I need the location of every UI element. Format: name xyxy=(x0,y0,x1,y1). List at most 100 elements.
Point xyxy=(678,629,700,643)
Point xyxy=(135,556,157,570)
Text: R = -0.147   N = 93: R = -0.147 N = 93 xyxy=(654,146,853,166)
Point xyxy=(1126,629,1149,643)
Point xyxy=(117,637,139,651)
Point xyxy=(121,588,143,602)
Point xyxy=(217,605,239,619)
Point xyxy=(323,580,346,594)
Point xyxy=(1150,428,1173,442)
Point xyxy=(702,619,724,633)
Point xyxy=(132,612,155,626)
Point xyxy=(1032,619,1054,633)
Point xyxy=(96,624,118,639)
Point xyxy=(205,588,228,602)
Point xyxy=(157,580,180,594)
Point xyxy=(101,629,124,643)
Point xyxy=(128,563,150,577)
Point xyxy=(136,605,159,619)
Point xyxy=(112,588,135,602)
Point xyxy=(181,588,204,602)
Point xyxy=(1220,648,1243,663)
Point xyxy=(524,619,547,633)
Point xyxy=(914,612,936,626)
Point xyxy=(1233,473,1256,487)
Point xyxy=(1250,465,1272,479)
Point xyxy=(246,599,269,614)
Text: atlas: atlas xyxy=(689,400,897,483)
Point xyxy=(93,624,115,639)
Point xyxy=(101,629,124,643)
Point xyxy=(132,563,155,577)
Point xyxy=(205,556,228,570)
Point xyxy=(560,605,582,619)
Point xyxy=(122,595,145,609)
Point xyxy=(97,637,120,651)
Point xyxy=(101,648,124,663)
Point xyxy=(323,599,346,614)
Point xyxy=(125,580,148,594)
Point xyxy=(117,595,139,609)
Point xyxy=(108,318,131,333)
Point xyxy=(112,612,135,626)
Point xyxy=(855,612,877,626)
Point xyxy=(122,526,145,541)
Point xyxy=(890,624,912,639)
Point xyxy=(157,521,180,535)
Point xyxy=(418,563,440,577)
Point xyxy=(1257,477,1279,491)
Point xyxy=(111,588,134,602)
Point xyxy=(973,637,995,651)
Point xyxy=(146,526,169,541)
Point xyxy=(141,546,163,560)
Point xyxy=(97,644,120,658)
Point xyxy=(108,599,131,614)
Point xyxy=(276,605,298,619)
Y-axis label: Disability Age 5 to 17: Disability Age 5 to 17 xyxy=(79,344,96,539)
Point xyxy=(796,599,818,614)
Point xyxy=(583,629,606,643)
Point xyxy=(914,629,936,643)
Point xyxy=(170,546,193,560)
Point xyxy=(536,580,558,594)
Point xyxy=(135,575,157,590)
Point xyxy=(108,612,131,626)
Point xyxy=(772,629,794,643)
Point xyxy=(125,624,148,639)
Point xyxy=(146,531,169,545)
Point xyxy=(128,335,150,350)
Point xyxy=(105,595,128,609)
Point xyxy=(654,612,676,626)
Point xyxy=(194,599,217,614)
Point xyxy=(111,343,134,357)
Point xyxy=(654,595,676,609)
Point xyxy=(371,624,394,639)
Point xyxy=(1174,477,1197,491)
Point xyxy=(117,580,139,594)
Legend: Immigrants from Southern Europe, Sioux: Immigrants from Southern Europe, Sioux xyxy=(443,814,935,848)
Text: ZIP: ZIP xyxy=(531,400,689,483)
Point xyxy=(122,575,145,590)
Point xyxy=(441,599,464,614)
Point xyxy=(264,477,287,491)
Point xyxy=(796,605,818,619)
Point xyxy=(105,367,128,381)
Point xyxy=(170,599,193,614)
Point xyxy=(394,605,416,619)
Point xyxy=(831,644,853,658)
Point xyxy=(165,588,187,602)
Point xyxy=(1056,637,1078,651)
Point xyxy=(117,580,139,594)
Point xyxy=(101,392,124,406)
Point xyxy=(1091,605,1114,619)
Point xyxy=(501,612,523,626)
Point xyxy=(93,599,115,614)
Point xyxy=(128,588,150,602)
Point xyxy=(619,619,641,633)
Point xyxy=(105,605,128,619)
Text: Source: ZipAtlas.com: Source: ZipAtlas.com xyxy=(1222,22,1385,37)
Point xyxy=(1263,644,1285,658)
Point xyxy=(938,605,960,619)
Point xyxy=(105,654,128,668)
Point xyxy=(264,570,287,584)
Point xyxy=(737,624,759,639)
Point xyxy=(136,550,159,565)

********************

AIM: Copy every line of the records above, character for character.

EXERCISE OUTPUT:
I need the location of every UI element. Format: name xyxy=(x0,y0,x1,y1). List at most 100 elements.
Point xyxy=(678,629,700,643)
Point xyxy=(135,556,157,570)
Text: R = -0.147   N = 93: R = -0.147 N = 93 xyxy=(654,146,853,166)
Point xyxy=(1126,629,1149,643)
Point xyxy=(117,637,139,651)
Point xyxy=(121,588,143,602)
Point xyxy=(217,605,239,619)
Point xyxy=(323,580,346,594)
Point xyxy=(1150,428,1173,442)
Point xyxy=(702,619,724,633)
Point xyxy=(132,612,155,626)
Point xyxy=(1032,619,1054,633)
Point xyxy=(96,624,118,639)
Point xyxy=(205,588,228,602)
Point xyxy=(157,580,180,594)
Point xyxy=(101,629,124,643)
Point xyxy=(128,563,150,577)
Point xyxy=(136,605,159,619)
Point xyxy=(112,588,135,602)
Point xyxy=(181,588,204,602)
Point xyxy=(1220,648,1243,663)
Point xyxy=(524,619,547,633)
Point xyxy=(914,612,936,626)
Point xyxy=(1233,473,1256,487)
Point xyxy=(1250,465,1272,479)
Point xyxy=(246,599,269,614)
Text: atlas: atlas xyxy=(689,400,897,483)
Point xyxy=(93,624,115,639)
Point xyxy=(101,629,124,643)
Point xyxy=(132,563,155,577)
Point xyxy=(205,556,228,570)
Point xyxy=(560,605,582,619)
Point xyxy=(122,595,145,609)
Point xyxy=(97,637,120,651)
Point xyxy=(101,648,124,663)
Point xyxy=(323,599,346,614)
Point xyxy=(125,580,148,594)
Point xyxy=(117,595,139,609)
Point xyxy=(108,318,131,333)
Point xyxy=(112,612,135,626)
Point xyxy=(855,612,877,626)
Point xyxy=(122,526,145,541)
Point xyxy=(890,624,912,639)
Point xyxy=(157,521,180,535)
Point xyxy=(418,563,440,577)
Point xyxy=(1257,477,1279,491)
Point xyxy=(111,588,134,602)
Point xyxy=(973,637,995,651)
Point xyxy=(146,526,169,541)
Point xyxy=(141,546,163,560)
Point xyxy=(97,644,120,658)
Point xyxy=(108,599,131,614)
Point xyxy=(276,605,298,619)
Y-axis label: Disability Age 5 to 17: Disability Age 5 to 17 xyxy=(79,344,96,539)
Point xyxy=(796,599,818,614)
Point xyxy=(583,629,606,643)
Point xyxy=(914,629,936,643)
Point xyxy=(170,546,193,560)
Point xyxy=(536,580,558,594)
Point xyxy=(135,575,157,590)
Point xyxy=(108,612,131,626)
Point xyxy=(772,629,794,643)
Point xyxy=(125,624,148,639)
Point xyxy=(146,531,169,545)
Point xyxy=(128,335,150,350)
Point xyxy=(105,595,128,609)
Point xyxy=(654,612,676,626)
Point xyxy=(194,599,217,614)
Point xyxy=(111,343,134,357)
Point xyxy=(654,595,676,609)
Point xyxy=(371,624,394,639)
Point xyxy=(1174,477,1197,491)
Point xyxy=(117,580,139,594)
Legend: Immigrants from Southern Europe, Sioux: Immigrants from Southern Europe, Sioux xyxy=(443,814,935,848)
Text: ZIP: ZIP xyxy=(531,400,689,483)
Point xyxy=(122,575,145,590)
Point xyxy=(441,599,464,614)
Point xyxy=(264,477,287,491)
Point xyxy=(796,605,818,619)
Point xyxy=(105,367,128,381)
Point xyxy=(170,599,193,614)
Point xyxy=(394,605,416,619)
Point xyxy=(831,644,853,658)
Point xyxy=(165,588,187,602)
Point xyxy=(1056,637,1078,651)
Point xyxy=(117,580,139,594)
Point xyxy=(101,392,124,406)
Point xyxy=(1091,605,1114,619)
Point xyxy=(501,612,523,626)
Point xyxy=(93,599,115,614)
Point xyxy=(128,588,150,602)
Point xyxy=(619,619,641,633)
Point xyxy=(105,605,128,619)
Text: Source: ZipAtlas.com: Source: ZipAtlas.com xyxy=(1222,22,1385,37)
Point xyxy=(1263,644,1285,658)
Point xyxy=(938,605,960,619)
Point xyxy=(105,654,128,668)
Point xyxy=(264,570,287,584)
Point xyxy=(737,624,759,639)
Point xyxy=(136,550,159,565)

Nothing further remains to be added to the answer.